→ Brief:
Go through the material below and copy each line where the word "icon" appears.

(Stored entries)
________________________________________

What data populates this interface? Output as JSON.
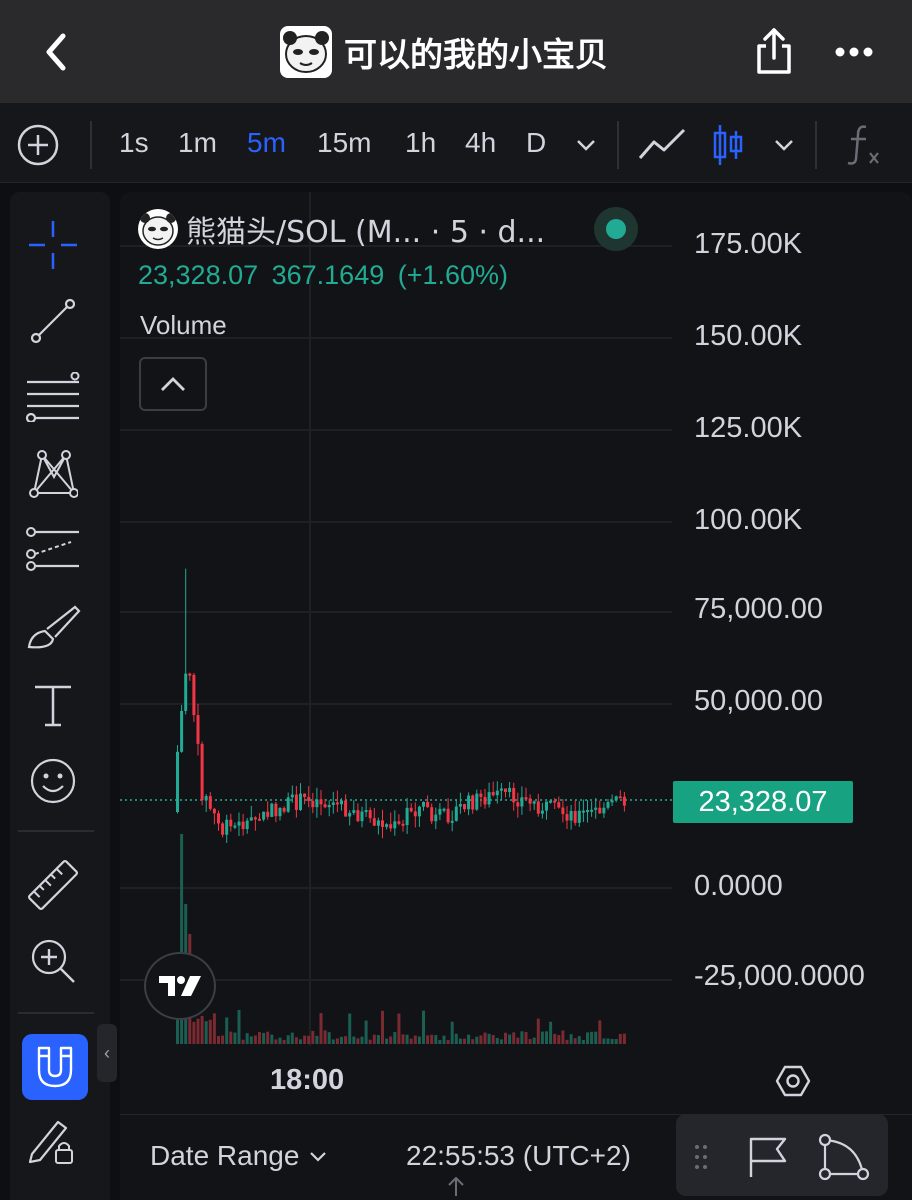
{
  "header": {
    "title": "可以的我的小宝贝",
    "back_icon": "chevron-left-icon",
    "share_icon": "share-icon",
    "more_icon": "more-dots-icon"
  },
  "toolbar": {
    "intervals": [
      "1s",
      "1m",
      "5m",
      "15m",
      "1h",
      "4h",
      "D"
    ],
    "active_interval": "5m",
    "accent_color": "#2962ff"
  },
  "legend": {
    "symbol": "熊猫头/SOL (M... · 5 · d...",
    "price_line": "23,328.07  367.1649 (+1.60%)",
    "up_color": "#22ab94",
    "down_color": "#f23645"
  },
  "volume_pane": {
    "label": "Volume"
  },
  "price_axis": {
    "labels": [
      "175.00K",
      "150.00K",
      "125.00K",
      "100.00K",
      "75,000.00",
      "50,000.00",
      "0.0000",
      "-25,000.0000"
    ],
    "last_price": "23,328.07"
  },
  "time_axis": {
    "labels": [
      "18:00"
    ]
  },
  "bottom": {
    "date_range_label": "Date Range",
    "clock": "22:55:53 (UTC+2)"
  }
}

________________________________________

→ Written solution:
    "back_icon": "chevron-left-icon",
    "share_icon": "share-icon",
    "more_icon": "more-dots-icon"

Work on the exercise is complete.